- **Task objective**: In the listing below, how many lines contain the word "this"? Please respond with the number only.

****

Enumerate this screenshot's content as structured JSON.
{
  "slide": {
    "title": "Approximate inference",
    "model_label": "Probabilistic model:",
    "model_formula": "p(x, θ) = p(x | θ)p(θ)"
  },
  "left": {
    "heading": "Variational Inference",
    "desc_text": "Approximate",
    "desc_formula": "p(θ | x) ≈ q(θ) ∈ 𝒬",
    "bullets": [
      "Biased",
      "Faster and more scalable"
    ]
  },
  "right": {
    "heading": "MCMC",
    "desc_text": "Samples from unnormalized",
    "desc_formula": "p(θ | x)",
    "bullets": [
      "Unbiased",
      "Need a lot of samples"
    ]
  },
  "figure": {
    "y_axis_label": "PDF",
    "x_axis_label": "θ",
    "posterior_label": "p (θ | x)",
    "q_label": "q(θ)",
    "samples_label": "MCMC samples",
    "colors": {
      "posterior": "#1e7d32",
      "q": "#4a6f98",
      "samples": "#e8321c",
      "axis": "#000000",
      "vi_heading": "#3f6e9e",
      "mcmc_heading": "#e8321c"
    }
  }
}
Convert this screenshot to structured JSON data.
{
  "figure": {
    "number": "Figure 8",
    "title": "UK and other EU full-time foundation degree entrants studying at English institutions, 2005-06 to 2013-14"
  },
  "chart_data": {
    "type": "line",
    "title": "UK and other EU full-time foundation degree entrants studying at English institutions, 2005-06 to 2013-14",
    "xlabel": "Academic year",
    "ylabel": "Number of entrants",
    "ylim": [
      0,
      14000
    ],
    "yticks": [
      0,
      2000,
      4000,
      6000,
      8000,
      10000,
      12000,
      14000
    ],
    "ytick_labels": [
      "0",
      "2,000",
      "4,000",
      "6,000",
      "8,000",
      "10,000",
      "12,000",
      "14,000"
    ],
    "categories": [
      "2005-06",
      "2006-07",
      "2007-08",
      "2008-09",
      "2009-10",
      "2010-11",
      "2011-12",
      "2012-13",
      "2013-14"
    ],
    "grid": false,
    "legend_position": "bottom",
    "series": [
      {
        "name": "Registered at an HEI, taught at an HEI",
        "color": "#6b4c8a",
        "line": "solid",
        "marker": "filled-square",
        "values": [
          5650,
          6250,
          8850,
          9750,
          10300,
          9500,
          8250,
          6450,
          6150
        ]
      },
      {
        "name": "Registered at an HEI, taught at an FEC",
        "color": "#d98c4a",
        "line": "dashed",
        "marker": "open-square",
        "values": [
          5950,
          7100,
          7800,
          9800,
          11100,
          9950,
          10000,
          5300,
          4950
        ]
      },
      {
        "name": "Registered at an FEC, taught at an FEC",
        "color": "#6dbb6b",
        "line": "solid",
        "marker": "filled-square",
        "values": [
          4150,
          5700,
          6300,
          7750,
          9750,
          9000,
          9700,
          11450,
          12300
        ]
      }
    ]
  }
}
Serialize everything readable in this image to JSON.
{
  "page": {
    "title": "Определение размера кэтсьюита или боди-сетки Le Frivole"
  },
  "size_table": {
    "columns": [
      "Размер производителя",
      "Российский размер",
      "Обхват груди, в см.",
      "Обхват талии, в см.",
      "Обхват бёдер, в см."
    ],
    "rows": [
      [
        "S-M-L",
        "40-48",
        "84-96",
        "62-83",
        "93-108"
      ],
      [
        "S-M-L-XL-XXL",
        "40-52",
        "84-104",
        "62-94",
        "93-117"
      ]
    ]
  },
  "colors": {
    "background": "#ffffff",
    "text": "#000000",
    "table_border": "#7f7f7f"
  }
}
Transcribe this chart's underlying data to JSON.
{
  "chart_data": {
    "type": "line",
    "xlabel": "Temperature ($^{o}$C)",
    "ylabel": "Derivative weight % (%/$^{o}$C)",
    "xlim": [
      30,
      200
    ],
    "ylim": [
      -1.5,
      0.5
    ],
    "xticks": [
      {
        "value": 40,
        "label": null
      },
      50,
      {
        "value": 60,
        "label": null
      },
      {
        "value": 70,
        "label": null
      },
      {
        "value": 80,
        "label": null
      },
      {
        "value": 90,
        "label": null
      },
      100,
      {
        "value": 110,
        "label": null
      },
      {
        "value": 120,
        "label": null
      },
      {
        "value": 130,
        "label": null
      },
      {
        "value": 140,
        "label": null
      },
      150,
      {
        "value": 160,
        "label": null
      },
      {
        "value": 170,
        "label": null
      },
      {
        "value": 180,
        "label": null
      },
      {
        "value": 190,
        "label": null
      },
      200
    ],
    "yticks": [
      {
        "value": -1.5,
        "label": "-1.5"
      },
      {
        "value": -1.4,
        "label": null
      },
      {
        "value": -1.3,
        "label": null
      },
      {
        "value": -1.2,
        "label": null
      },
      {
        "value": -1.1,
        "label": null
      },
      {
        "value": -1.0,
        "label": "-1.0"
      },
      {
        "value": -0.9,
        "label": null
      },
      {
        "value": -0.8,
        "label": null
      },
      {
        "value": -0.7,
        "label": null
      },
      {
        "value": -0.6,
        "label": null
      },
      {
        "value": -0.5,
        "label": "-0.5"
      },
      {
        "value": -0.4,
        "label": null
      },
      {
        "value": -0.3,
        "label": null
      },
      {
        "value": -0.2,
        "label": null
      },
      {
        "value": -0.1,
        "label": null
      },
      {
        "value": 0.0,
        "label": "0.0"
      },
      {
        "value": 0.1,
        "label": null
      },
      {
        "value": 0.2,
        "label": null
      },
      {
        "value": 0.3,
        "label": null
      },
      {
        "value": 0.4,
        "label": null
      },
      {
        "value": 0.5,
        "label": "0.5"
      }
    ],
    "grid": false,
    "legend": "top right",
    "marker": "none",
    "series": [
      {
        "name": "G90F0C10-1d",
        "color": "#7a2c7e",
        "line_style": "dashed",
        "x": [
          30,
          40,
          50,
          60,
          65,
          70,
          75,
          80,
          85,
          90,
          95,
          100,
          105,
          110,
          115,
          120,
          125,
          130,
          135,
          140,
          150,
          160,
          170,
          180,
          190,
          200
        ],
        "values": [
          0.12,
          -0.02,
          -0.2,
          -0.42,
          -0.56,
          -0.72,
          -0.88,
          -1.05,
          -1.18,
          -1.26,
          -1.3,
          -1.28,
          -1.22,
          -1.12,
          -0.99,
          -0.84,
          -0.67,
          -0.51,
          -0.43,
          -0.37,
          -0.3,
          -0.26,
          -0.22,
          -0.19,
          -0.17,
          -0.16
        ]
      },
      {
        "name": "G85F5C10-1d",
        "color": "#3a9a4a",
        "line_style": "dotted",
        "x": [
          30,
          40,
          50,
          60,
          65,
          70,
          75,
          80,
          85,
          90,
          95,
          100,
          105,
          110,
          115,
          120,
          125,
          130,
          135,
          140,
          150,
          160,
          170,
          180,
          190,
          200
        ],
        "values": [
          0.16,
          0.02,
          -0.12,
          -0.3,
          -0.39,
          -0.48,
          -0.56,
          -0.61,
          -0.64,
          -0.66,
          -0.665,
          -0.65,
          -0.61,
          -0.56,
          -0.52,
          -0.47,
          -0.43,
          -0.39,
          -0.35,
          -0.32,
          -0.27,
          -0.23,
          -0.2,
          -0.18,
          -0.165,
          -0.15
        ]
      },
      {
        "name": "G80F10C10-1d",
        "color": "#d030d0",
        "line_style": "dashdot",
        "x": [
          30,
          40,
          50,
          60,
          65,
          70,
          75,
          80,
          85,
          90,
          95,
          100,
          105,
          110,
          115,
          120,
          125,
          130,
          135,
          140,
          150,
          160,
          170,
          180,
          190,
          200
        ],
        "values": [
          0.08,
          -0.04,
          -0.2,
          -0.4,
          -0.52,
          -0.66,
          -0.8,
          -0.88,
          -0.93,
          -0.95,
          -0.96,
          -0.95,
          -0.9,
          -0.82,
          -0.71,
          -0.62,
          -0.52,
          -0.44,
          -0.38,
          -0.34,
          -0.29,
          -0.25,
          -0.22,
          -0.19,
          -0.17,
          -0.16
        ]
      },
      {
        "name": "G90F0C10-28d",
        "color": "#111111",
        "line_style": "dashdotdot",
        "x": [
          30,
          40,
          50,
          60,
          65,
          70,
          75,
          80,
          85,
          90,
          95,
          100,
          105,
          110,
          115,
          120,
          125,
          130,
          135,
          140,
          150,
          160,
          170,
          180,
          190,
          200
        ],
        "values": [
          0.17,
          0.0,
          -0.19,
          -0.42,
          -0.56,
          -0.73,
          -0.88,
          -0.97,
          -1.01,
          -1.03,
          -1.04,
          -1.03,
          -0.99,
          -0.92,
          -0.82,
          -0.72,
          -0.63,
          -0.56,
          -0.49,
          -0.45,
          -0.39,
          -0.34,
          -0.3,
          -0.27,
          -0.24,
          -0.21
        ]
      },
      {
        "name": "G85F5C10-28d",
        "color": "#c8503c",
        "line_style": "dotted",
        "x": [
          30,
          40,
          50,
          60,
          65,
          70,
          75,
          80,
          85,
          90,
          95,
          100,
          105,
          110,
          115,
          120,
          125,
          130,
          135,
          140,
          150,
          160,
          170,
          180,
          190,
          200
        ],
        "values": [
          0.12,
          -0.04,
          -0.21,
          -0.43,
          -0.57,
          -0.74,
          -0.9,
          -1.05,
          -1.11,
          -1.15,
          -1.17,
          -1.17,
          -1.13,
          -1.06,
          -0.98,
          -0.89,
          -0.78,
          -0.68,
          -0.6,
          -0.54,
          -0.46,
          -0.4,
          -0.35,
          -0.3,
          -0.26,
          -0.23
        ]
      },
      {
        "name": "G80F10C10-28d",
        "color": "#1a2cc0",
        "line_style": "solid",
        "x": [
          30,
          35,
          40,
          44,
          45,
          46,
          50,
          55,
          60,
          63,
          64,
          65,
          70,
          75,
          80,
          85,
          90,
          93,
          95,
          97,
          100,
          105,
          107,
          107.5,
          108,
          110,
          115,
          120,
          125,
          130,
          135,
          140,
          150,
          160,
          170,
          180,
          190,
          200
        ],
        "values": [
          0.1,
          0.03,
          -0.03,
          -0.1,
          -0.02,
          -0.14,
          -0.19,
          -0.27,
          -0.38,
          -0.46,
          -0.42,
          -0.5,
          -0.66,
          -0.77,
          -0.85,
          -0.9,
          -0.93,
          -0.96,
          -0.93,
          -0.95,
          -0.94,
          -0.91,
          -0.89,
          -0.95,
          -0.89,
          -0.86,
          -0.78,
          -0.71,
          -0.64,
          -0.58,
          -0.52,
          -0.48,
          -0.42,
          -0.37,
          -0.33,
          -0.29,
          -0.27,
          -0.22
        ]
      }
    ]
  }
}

****

- **Answer for the task**: 4